--- Start Material provided ---

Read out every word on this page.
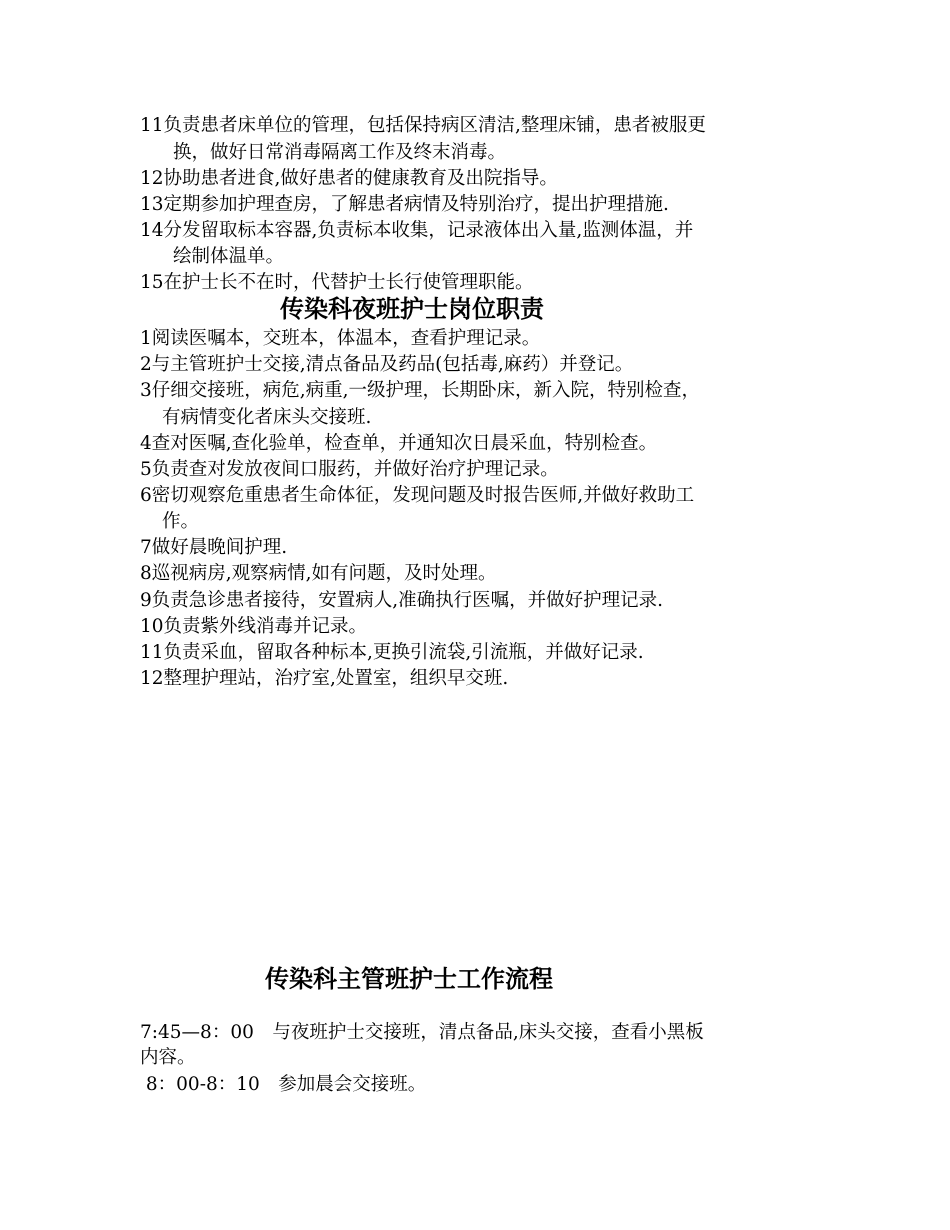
11负责患者床单位的管理，包括保持病区清洁,整理床铺，患者被服更
换，做好日常消毒隔离工作及终末消毒。
12协助患者进食,做好患者的健康教育及出院指导。
13定期参加护理查房，了解患者病情及特别治疗，提出护理措施.
14分发留取标本容器,负责标本收集，记录液体出入量,监测体温，并
绘制体温单。
15在护士长不在时，代替护士长行使管理职能。
传染科夜班护士岗位职责
1阅读医嘱本，交班本，体温本，查看护理记录。
2与主管班护士交接,清点备品及药品(包括毒,麻药）并登记。
3仔细交接班，病危,病重,一级护理，长期卧床，新入院，特别检查，
有病情变化者床头交接班.
4查对医嘱,查化验单，检查单，并通知次日晨采血，特别检查。
5负责查对发放夜间口服药，并做好治疗护理记录。
6密切观察危重患者生命体征，发现问题及时报告医师,并做好救助工
作。
7做好晨晚间护理.
8巡视病房,观察病情,如有问题，及时处理。
9负责急诊患者接待，安置病人,准确执行医嘱，并做好护理记录.
10负责紫外线消毒并记录。
11负责采血，留取各种标本,更换引流袋,引流瓶，并做好记录.
12整理护理站，治疗室,处置室，组织早交班.
传染科主管班护士工作流程
7:45—8：00　与夜班护士交接班，清点备品,床头交接，查看小黑板
内容。
8：00-8：10　参加晨会交接班。
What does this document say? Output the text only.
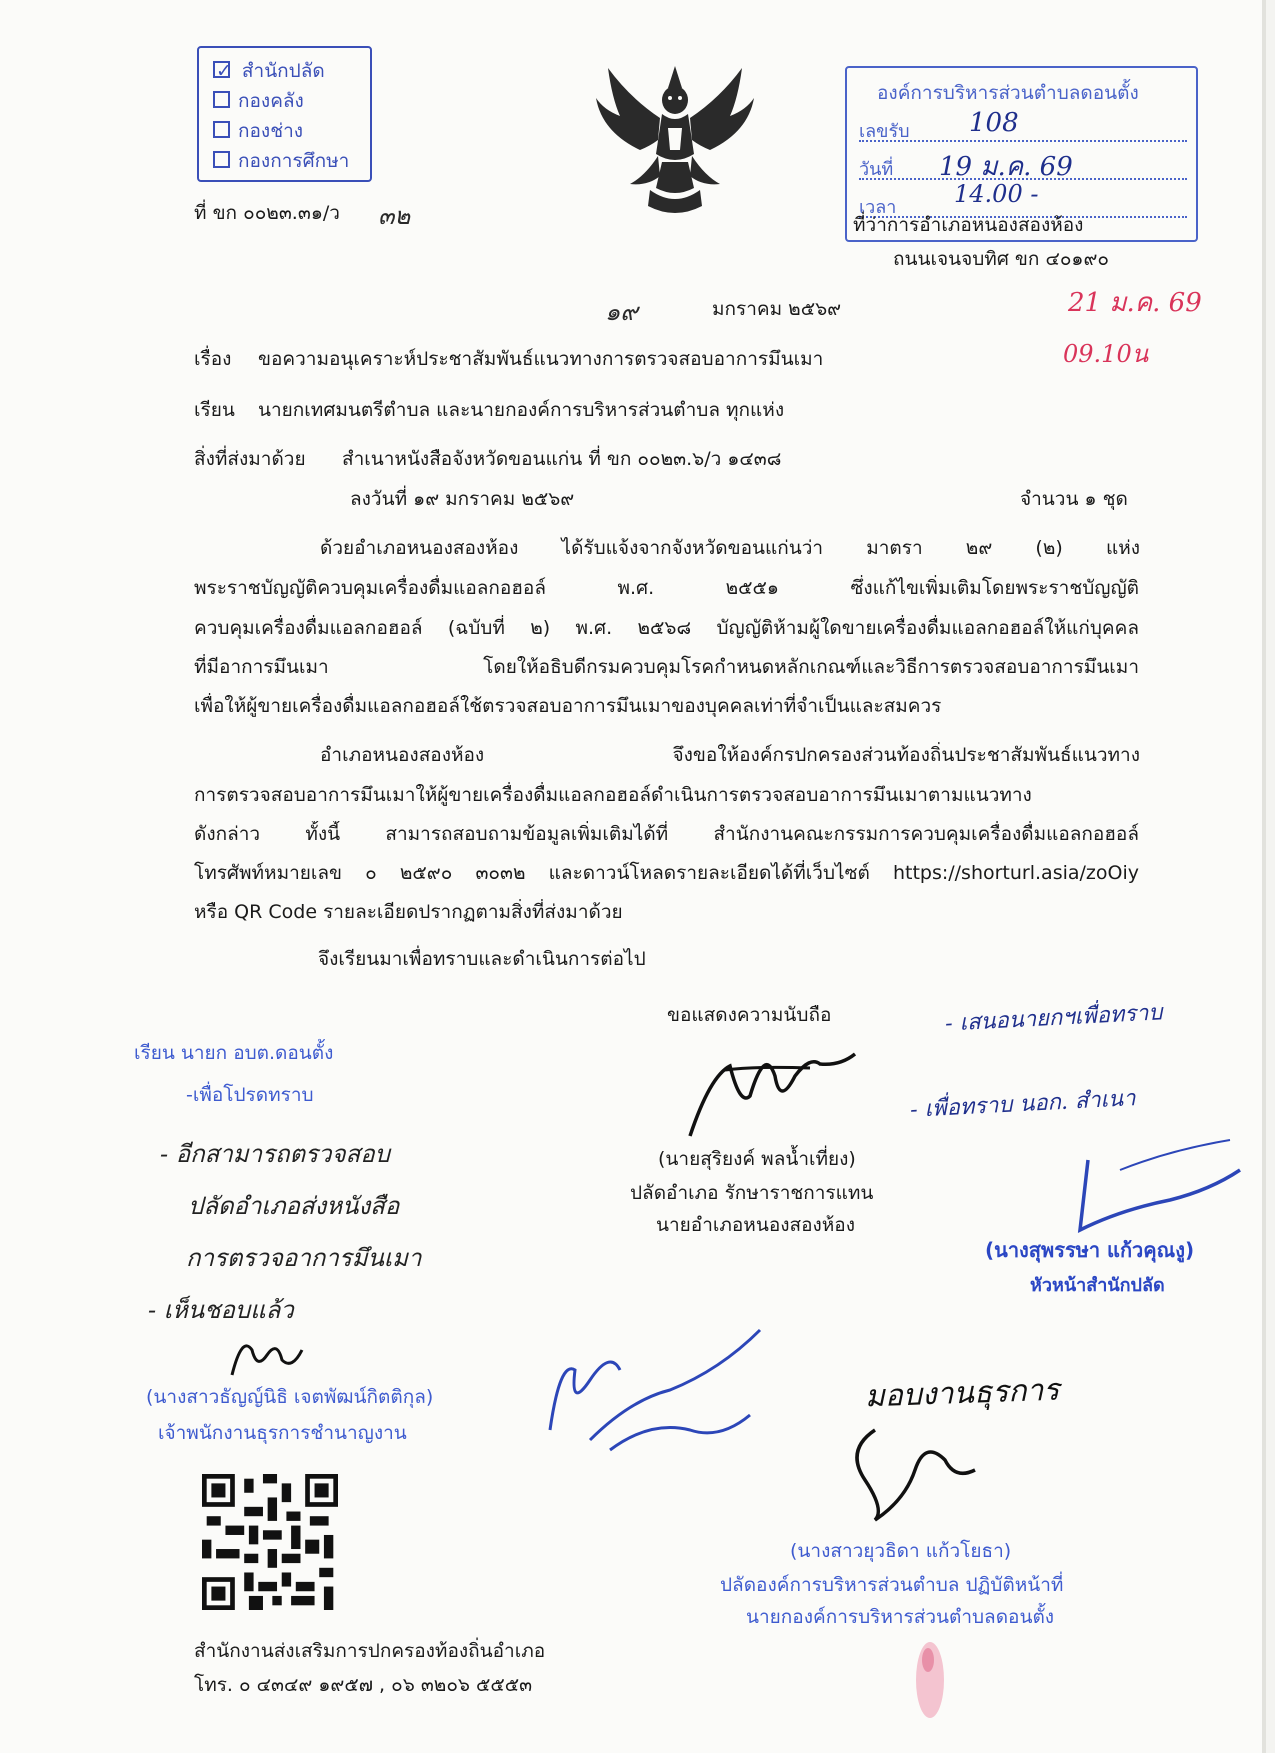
✓ สำนักปลัด
กองคลัง
กองช่าง
กองการศึกษา
องค์การบริหารส่วนตำบลดอนตั้ง
เลขรับ 108
วันที่ 19 ม.ค. 69
เวลา 14.00 -
ที่ ขก ๐๐๒๓.๓๑/ว ๓๒	ที่ว่าการอำเภอหนองสองห้อง
ถนนเจนจบทิศ ขก ๔๐๑๙๐
๑๙	มกราคม ๒๕๖๙	21 ม.ค. 69
09.10น
เรื่อง ขอความอนุเคราะห์ประชาสัมพันธ์แนวทางการตรวจสอบอาการมึนเมา
เรียน นายกเทศมนตรีตำบล และนายกองค์การบริหารส่วนตำบล ทุกแห่ง
สิ่งที่ส่งมาด้วย สำเนาหนังสือจังหวัดขอนแก่น ที่ ขก ๐๐๒๓.๖/ว ๑๔๓๘
ลงวันที่ ๑๙ มกราคม ๒๕๖๙	จำนวน ๑ ชุด
ด้วยอำเภอหนองสองห้อง ได้รับแจ้งจากจังหวัดขอนแก่นว่า มาตรา ๒๙ (๒) แห่ง
พระราชบัญญัติควบคุมเครื่องดื่มแอลกอฮอล์ พ.ศ. ๒๕๕๑ ซึ่งแก้ไขเพิ่มเติมโดยพระราชบัญญัติ
ควบคุมเครื่องดื่มแอลกอฮอล์ (ฉบับที่ ๒) พ.ศ. ๒๕๖๘ บัญญัติห้ามผู้ใดขายเครื่องดื่มแอลกอฮอล์ให้แก่บุคคล
ที่มีอาการมึนเมา โดยให้อธิบดีกรมควบคุมโรคกำหนดหลักเกณฑ์และวิธีการตรวจสอบอาการมึนเมา
เพื่อให้ผู้ขายเครื่องดื่มแอลกอฮอล์ใช้ตรวจสอบอาการมึนเมาของบุคคลเท่าที่จำเป็นและสมควร
อำเภอหนองสองห้อง จึงขอให้องค์กรปกครองส่วนท้องถิ่นประชาสัมพันธ์แนวทาง
การตรวจสอบอาการมึนเมาให้ผู้ขายเครื่องดื่มแอลกอฮอล์ดำเนินการตรวจสอบอาการมึนเมาตามแนวทาง
ดังกล่าว ทั้งนี้ สามารถสอบถามข้อมูลเพิ่มเติมได้ที่ สำนักงานคณะกรรมการควบคุมเครื่องดื่มแอลกอฮอล์
โทรศัพท์หมายเลข ๐ ๒๕๙๐ ๓๐๓๒ และดาวน์โหลดรายละเอียดได้ที่เว็บไซต์ https://shorturl.asia/zoOiy
หรือ QR Code รายละเอียดปรากฏตามสิ่งที่ส่งมาด้วย
จึงเรียนมาเพื่อทราบและดำเนินการต่อไป
ขอแสดงความนับถือ
(นายสุริยงค์ พลน้ำเที่ยง)
ปลัดอำเภอ รักษาราชการแทน
นายอำเภอหนองสองห้อง
เรียน นายก อบต.ดอนตั้ง
-เพื่อโปรดทราบ
- อีกสามารถตรวจสอบ
ปลัดอำเภอส่งหนังสือ
การตรวจอาการมึนเมา
- เห็นชอบแล้ว
(นางสาวธัญญ์นิธิ เจตพัฒน์กิตติกุล)
เจ้าพนักงานธุรการชำนาญงาน
สำนักงานส่งเสริมการปกครองท้องถิ่นอำเภอ
โทร. ๐ ๔๓๔๙ ๑๙๕๗ , ๐๖ ๓๒๐๖ ๕๕๕๓
- เสนอนายกฯเพื่อทราบ
- เพื่อทราบ นอก. สำเนา
(นางสุพรรษา แก้วคุณงู)
หัวหน้าสำนักปลัด
มอบงานธุรการ
(นางสาวยุวธิดา แก้วโยธา)
ปลัดองค์การบริหารส่วนตำบล ปฏิบัติหน้าที่
นายกองค์การบริหารส่วนตำบลดอนตั้ง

--- End Material provided ---

Go through the lines above. Select every one that has the string "งมาด".

สิ่งที่ส่งมาด้วย สำเนาหนังสือจังหวัดขอนแก่น ที่ ขก ๐๐๒๓.๖/ว ๑๔๓๘
หรือ QR Code รายละเอียดปรากฏตามสิ่งที่ส่งมาด้วย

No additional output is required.